━━━ Source document

But if an item is been classified as of one of the subclasses, they cannot belong to any other subclass (but may still belong to the parent class).
This is important for various definitions, notably in administrative geography, where there's a "generic" type, which has some specific exclusive subtypes for specific status and specific requirements that are not enforced for all items of the generic type.
Note also that the list of specific subtypes (subclasses) may be extensible over time. And for this it would be simpler to specify such disjunction NOT in the parent type, but inside each subtype that are exclusive and disjoint with other subtypes from the same parent.
So it would be preferable to have a property named "subclasses" for the item describing the parent class (in values, we would give each possible subtype, but not necessarily all of them) and then add "excluding" qualifiers if necessary (the qualifier values would specify the other subtypes listed that are excluded, to form the disjunctions between): listing "subclasses" for a given class item is generally not necessary, except exactly to mark their exclusion. The alternative is to not add this "subclasses" property at all, but define these exclusions only in the properties of the item describing eachsubclass.

━━━━━━

| Written task 1 |
From the entries below, reproduce word for word everything from the line containing "List UI elements" down to the line containing "background-icon xyxy=(782,32,800,50)", including both of those lines.

━━━ Exercise materials

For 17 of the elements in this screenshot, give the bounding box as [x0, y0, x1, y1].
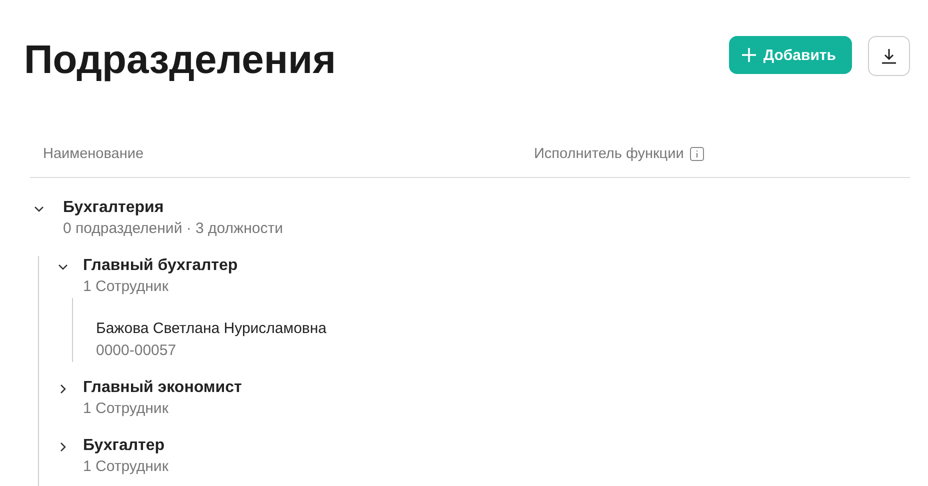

━━━━━━
━━━ Exercise materials

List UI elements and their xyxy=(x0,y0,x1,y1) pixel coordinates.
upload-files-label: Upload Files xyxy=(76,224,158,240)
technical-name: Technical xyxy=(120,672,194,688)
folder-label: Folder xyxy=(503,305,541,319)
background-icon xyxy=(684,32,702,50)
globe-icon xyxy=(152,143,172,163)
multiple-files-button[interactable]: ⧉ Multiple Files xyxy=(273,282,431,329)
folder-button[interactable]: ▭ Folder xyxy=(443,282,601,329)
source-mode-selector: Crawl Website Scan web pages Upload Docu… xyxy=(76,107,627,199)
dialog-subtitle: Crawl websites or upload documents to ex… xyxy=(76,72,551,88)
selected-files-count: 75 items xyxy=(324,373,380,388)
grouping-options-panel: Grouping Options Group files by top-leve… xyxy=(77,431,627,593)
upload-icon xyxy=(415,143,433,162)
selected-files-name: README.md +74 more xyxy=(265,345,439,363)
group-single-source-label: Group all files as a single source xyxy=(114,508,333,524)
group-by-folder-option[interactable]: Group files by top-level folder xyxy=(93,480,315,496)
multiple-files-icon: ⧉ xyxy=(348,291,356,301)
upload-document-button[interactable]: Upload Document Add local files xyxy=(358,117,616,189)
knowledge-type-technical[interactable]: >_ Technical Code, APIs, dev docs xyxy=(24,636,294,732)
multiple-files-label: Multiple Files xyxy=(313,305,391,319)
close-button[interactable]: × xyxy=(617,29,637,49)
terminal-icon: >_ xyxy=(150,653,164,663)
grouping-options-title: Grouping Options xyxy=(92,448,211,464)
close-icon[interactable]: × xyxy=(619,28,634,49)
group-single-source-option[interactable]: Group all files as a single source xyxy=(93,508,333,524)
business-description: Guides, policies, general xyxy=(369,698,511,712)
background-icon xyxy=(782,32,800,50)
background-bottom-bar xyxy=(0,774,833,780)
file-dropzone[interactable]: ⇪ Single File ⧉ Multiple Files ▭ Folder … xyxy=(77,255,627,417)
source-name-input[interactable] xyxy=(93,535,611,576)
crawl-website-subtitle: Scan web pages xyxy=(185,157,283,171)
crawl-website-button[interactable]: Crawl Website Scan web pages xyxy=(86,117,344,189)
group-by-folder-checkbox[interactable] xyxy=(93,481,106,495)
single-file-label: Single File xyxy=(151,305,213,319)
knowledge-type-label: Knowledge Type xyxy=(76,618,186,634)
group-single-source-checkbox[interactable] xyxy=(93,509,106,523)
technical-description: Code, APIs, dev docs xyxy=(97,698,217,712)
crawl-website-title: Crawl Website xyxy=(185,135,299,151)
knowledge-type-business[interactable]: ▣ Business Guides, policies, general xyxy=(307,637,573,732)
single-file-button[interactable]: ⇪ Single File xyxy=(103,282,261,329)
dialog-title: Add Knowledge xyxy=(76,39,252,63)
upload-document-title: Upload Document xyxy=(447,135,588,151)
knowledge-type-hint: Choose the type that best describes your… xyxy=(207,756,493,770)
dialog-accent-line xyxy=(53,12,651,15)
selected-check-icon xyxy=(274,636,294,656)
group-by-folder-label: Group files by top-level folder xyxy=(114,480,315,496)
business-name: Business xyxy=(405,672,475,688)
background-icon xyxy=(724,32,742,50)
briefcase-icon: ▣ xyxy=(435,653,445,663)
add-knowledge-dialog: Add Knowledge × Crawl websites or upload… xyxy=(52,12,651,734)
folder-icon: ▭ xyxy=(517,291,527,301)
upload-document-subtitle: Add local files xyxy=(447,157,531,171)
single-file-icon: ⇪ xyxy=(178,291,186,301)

━━━━━━

| Written task 2 |
Resume the passage on exclusive subclasses after its last sentence.

| Expected answer 1 |
List UI elements and their xyxy=(x0,y0,x1,y1) pixel coordinates.
upload-files-label: Upload Files xyxy=(76,224,158,240)
technical-name: Technical xyxy=(120,672,194,688)
folder-label: Folder xyxy=(503,305,541,319)
background-icon xyxy=(684,32,702,50)
globe-icon xyxy=(152,143,172,163)
multiple-files-button[interactable]: ⧉ Multiple Files xyxy=(273,282,431,329)
folder-button[interactable]: ▭ Folder xyxy=(443,282,601,329)
source-mode-selector: Crawl Website Scan web pages Upload Docu… xyxy=(76,107,627,199)
dialog-subtitle: Crawl websites or upload documents to ex… xyxy=(76,72,551,88)
selected-files-count: 75 items xyxy=(324,373,380,388)
grouping-options-panel: Grouping Options Group files by top-leve… xyxy=(77,431,627,593)
upload-icon xyxy=(415,143,433,162)
selected-files-name: README.md +74 more xyxy=(265,345,439,363)
group-single-source-label: Group all files as a single source xyxy=(114,508,333,524)
group-by-folder-option[interactable]: Group files by top-level folder xyxy=(93,480,315,496)
multiple-files-icon: ⧉ xyxy=(348,291,356,301)
upload-document-button[interactable]: Upload Document Add local files xyxy=(358,117,616,189)
knowledge-type-technical[interactable]: >_ Technical Code, APIs, dev docs xyxy=(24,636,294,732)
multiple-files-label: Multiple Files xyxy=(313,305,391,319)
close-button[interactable]: × xyxy=(617,29,637,49)
terminal-icon: >_ xyxy=(150,653,164,663)
grouping-options-title: Grouping Options xyxy=(92,448,211,464)
close-icon[interactable]: × xyxy=(619,28,634,49)
group-single-source-option[interactable]: Group all files as a single source xyxy=(93,508,333,524)
business-description: Guides, policies, general xyxy=(369,698,511,712)
background-icon xyxy=(782,32,800,50)

| Expected answer 2 |
Say we have "A mayBeOfSubclass B" and "A mayBeOfSubclass C"; this is currently defined by these RDF triples:
- "B isSubclassOf A." (we could also add the reverse "A mayBeOfSubclass B." for the symetry, but for now we can't)
- "C isSubclassOf A." (we could also add the reverse "A mayBeOfSubclass C." for the symetry, but for now we can't)
So we can have items:
- "A1 isInstanceOf A.": we don't know if A1 is an instance of B or C (it could, and could even be both).
- "B1 isInstanceOf B.": we know that B1 is also an instance of A, but don't know if it is also an instance of C (it could be).
- "C1 isInstanceOf C.": we know that B1 is also an instance of A, but don't know if it is also an instance of B (it could be).
Now in the definitions of subclasses B and C we can just add these (edit the wikipages for B and C and add one property to each):
- "B isNotA C."
- "C isNotA B."
This is enough to define the exclusions (no need to modify the parent class to add properties to it, only add exclusions between subtypes in the definition of subtypes themselves). This does not remove the possibility of define items A1, B1, and C1, but now we can conclude that B1 is an instance of A and B but not C, and that C1 is an instance instance of A and C but not B, and that A is an instance of A, and possibly of B or C (but not both). And we don't need the "union" because we can instantiate items of parent type A directly !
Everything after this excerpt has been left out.